- **RECORDS TO PROCESS**:
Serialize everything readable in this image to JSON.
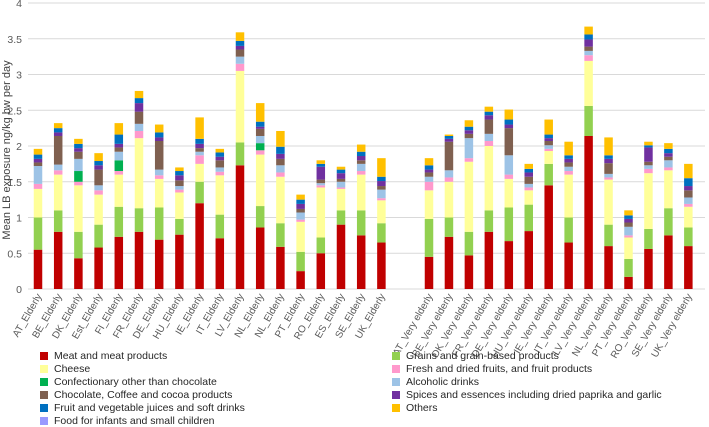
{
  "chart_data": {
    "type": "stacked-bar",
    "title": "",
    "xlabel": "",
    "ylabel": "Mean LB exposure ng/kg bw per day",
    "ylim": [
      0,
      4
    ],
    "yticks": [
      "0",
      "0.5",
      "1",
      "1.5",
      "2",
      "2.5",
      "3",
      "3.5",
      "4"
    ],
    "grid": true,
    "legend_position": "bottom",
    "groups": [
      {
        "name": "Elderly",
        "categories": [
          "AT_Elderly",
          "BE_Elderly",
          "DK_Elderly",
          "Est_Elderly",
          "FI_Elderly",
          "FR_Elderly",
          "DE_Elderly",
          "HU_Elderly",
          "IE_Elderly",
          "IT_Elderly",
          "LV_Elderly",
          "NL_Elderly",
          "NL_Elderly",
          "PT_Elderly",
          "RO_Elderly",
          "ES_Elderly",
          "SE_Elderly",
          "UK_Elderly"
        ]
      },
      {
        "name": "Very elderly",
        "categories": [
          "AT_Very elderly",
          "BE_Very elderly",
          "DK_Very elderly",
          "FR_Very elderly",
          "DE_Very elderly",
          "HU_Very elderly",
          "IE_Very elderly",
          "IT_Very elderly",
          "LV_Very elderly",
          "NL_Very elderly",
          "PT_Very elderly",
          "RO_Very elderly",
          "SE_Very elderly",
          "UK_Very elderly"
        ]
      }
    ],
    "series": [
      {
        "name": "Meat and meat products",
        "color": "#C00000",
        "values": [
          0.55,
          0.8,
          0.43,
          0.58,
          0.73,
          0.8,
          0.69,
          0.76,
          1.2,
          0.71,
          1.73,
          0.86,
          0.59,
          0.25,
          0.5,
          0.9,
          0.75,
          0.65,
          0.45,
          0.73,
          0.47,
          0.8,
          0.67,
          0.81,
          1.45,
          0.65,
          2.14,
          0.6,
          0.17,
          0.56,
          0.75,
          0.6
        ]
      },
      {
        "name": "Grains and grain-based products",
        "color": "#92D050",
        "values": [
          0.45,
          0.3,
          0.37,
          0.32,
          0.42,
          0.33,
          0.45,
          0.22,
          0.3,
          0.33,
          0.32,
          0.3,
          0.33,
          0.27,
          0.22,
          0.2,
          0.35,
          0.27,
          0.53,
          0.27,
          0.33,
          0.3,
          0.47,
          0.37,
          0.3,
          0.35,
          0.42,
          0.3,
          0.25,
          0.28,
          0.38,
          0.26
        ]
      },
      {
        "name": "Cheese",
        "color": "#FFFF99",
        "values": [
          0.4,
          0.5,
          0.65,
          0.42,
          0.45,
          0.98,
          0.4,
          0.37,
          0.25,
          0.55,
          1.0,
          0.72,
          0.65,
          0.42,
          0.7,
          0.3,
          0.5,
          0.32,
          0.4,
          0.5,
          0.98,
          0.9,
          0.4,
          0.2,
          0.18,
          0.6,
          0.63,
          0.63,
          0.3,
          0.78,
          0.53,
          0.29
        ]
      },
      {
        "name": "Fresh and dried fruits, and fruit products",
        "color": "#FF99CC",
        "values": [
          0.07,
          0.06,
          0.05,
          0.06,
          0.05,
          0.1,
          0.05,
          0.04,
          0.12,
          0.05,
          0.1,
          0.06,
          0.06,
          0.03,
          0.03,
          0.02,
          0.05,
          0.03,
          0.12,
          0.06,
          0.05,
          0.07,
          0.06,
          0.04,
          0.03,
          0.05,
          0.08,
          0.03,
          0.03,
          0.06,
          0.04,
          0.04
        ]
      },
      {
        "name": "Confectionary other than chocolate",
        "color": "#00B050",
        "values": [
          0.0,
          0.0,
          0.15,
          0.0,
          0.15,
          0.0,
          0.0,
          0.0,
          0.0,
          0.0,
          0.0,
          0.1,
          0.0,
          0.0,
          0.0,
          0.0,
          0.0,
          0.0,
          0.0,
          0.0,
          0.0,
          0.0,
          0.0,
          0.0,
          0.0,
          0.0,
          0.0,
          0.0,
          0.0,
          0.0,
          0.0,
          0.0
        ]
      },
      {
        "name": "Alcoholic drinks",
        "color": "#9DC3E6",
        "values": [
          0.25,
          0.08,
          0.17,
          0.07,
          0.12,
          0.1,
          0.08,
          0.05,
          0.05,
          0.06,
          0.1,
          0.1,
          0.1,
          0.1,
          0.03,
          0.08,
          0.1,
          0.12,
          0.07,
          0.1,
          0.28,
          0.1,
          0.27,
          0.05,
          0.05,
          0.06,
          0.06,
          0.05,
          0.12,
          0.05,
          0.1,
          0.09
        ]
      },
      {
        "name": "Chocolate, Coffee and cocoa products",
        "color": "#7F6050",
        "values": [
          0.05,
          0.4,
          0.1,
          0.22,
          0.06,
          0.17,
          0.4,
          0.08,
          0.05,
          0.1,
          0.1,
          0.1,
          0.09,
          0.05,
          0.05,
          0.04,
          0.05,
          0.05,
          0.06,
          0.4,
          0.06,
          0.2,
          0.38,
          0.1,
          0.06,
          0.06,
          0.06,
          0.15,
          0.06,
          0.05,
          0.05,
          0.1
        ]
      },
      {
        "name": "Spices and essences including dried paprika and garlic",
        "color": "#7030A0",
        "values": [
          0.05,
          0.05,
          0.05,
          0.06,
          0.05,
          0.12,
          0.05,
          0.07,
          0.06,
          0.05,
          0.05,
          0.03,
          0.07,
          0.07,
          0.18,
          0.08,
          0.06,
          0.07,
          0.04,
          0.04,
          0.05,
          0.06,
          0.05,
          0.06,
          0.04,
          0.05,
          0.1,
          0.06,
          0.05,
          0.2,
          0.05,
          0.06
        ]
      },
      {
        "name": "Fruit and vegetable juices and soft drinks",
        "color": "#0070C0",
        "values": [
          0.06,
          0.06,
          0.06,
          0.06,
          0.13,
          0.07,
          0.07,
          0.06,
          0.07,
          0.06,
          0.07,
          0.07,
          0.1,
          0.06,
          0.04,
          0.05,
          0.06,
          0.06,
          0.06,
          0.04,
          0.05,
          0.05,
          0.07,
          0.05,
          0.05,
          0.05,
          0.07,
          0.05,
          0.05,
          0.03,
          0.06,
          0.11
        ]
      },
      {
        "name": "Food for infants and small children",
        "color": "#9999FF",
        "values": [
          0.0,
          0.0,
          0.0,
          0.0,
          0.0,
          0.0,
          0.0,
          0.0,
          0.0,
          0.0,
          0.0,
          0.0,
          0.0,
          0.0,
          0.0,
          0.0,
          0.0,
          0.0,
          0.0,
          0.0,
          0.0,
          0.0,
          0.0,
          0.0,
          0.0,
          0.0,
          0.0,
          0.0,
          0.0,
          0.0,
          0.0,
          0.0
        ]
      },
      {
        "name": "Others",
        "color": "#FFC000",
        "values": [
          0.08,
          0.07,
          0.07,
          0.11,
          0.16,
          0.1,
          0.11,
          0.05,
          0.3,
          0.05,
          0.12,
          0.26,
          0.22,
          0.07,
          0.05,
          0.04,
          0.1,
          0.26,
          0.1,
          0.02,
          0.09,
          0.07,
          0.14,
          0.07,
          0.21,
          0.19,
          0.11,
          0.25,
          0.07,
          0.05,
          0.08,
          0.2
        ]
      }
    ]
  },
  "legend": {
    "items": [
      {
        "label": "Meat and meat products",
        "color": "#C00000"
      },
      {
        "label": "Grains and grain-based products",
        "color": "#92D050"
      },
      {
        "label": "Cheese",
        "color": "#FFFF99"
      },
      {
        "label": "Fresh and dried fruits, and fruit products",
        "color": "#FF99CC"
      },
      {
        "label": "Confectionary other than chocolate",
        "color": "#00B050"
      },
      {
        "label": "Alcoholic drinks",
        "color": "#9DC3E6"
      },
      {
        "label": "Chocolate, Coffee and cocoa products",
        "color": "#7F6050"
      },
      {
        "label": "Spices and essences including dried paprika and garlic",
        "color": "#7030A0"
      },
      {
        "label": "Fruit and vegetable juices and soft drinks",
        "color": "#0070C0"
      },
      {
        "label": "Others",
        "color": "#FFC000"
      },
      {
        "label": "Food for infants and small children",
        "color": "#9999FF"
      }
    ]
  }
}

...

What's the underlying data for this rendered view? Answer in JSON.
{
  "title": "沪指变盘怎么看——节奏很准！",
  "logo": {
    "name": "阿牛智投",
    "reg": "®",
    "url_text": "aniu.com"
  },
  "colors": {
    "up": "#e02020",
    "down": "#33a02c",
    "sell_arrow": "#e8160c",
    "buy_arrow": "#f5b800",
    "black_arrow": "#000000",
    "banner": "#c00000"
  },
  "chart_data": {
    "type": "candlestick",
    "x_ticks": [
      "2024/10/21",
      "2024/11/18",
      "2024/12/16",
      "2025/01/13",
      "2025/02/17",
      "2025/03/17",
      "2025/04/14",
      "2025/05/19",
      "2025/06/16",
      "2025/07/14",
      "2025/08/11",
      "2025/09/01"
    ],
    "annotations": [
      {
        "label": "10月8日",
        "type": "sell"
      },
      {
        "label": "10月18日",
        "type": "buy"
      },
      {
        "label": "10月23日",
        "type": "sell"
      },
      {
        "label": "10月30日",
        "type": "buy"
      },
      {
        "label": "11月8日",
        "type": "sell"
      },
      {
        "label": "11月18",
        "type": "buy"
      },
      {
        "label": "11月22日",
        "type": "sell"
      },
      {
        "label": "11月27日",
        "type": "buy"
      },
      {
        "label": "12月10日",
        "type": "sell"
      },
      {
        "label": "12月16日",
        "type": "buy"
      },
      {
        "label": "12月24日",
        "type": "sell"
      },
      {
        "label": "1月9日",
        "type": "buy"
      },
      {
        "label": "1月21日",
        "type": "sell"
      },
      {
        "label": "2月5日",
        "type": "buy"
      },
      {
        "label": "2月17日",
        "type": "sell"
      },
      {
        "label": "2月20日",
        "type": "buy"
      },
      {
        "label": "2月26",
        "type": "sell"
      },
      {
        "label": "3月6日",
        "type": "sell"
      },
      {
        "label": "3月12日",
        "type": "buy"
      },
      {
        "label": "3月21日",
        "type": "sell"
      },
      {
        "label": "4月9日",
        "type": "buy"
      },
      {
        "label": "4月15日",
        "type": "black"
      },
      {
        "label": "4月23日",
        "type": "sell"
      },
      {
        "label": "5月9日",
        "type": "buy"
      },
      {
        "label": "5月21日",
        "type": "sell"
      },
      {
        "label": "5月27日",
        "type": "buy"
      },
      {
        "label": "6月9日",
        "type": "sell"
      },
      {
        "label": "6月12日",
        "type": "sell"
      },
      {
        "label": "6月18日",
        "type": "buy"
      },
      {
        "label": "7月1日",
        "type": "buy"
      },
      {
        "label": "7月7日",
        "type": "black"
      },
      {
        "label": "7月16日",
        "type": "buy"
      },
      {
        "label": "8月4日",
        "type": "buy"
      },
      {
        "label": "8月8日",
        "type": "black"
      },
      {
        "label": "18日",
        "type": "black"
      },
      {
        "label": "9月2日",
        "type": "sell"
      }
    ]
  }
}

==

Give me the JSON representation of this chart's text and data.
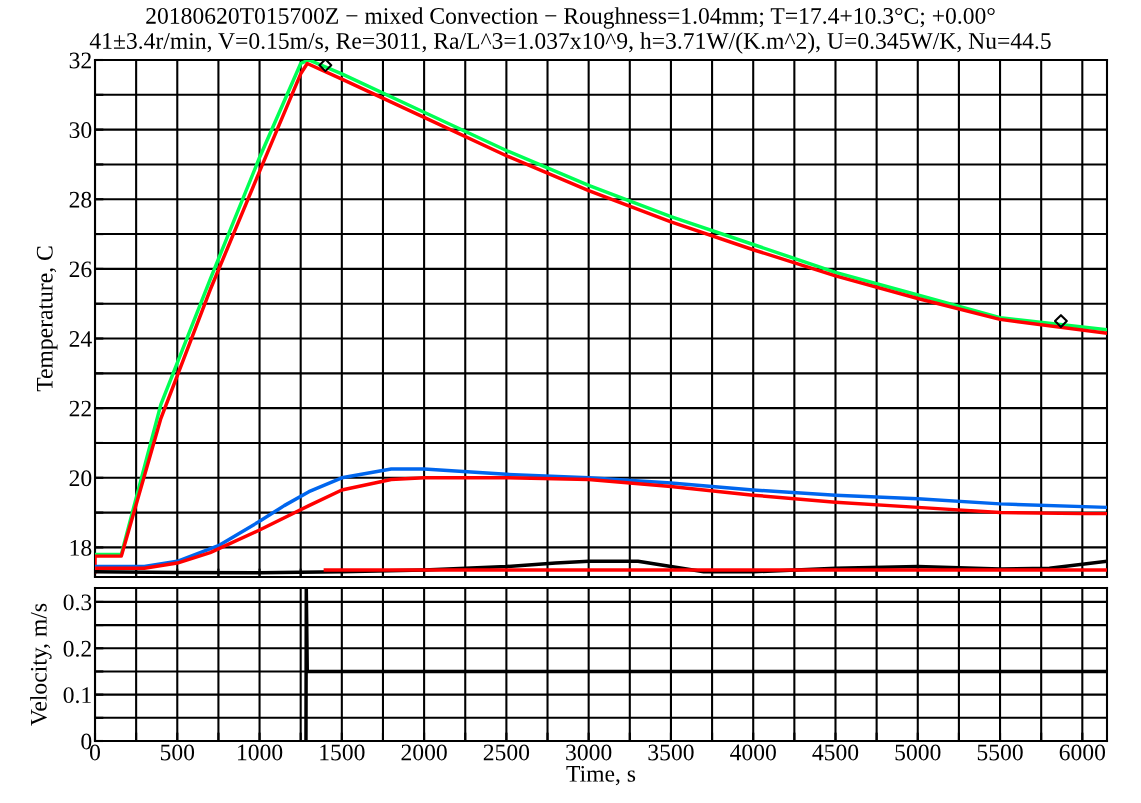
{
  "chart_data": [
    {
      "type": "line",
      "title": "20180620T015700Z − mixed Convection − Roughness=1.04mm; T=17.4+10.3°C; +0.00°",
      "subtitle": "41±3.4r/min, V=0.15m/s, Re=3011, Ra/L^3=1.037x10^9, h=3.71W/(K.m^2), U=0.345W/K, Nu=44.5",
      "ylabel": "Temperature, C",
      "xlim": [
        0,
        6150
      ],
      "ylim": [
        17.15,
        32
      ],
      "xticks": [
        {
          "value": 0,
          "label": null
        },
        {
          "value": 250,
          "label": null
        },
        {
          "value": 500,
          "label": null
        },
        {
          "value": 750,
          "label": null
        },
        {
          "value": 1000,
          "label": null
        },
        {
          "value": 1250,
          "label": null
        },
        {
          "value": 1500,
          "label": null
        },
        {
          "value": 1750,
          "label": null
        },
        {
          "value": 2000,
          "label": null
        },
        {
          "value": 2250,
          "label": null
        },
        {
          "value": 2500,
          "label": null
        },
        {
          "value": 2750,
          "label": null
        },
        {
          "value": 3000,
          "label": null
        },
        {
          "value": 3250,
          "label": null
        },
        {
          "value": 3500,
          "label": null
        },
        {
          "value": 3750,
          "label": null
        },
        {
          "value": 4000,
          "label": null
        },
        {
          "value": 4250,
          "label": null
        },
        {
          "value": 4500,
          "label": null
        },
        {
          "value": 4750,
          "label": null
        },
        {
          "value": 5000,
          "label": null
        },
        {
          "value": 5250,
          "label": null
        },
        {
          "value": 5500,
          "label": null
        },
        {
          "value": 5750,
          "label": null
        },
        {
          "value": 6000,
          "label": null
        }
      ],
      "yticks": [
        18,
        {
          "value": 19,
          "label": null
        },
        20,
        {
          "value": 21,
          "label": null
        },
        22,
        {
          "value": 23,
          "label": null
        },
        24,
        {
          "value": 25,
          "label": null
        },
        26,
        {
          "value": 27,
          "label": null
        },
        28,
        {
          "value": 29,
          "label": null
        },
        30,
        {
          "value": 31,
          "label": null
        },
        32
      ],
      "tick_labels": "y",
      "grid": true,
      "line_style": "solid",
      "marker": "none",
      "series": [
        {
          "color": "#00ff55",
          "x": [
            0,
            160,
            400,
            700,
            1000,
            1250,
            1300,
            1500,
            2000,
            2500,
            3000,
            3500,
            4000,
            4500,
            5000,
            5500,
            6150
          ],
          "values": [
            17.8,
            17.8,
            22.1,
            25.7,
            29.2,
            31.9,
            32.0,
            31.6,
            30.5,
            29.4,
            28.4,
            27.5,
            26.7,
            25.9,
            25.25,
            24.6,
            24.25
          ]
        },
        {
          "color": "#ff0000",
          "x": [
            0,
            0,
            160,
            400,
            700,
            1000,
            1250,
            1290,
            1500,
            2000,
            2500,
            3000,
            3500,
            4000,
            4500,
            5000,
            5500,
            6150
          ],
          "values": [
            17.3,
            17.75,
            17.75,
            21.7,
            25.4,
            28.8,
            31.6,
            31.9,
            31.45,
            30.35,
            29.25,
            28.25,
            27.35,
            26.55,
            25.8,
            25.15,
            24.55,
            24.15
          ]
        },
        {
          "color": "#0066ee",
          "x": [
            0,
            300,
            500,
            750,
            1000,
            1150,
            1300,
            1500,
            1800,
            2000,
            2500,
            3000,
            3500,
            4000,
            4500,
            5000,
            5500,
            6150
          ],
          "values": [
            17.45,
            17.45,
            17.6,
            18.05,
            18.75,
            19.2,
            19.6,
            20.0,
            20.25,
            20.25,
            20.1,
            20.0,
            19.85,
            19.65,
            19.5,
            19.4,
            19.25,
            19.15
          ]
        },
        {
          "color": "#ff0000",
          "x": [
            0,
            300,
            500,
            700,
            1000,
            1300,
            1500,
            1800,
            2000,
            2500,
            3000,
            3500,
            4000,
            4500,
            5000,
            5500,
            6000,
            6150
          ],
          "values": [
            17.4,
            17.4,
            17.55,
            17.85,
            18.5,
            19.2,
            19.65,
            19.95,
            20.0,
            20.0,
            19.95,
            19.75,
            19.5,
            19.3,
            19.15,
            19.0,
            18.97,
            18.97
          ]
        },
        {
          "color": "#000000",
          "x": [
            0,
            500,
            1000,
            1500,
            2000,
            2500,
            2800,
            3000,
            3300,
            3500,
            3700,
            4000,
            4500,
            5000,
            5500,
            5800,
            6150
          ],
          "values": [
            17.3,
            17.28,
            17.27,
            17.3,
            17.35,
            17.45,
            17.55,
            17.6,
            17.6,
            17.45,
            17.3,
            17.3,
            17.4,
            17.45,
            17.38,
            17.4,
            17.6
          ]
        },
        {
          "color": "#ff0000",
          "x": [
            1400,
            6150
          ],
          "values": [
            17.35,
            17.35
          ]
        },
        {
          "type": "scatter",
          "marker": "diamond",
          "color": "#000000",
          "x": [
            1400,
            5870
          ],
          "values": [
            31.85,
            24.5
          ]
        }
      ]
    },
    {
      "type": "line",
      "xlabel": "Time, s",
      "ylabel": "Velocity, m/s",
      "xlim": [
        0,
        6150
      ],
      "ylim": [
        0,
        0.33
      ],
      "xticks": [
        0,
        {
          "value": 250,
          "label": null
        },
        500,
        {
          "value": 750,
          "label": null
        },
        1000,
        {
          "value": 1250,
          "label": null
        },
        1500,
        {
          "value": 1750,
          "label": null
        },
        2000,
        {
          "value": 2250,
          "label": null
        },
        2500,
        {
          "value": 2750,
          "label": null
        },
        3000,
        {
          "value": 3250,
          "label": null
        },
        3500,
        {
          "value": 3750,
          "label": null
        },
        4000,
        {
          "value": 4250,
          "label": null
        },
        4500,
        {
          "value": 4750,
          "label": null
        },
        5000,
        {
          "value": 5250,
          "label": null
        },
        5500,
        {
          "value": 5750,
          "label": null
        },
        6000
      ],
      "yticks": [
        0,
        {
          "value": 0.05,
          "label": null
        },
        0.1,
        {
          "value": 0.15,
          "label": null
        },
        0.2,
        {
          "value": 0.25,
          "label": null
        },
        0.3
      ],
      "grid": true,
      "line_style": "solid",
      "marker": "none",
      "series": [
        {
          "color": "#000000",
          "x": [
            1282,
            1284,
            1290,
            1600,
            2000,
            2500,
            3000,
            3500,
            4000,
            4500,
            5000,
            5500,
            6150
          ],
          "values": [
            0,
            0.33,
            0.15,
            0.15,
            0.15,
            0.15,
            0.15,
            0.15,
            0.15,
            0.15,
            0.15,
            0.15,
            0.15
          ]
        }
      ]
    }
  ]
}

- **GIVEN INSTRUCTION**: Filter the records above for lines containing the word "juices", and copy those lines.

- **FINISHED TASK**:
        "name": "Fruit and vegetable juices and soft drinks",
        "label": "Fruit and vegetable juices and soft drinks",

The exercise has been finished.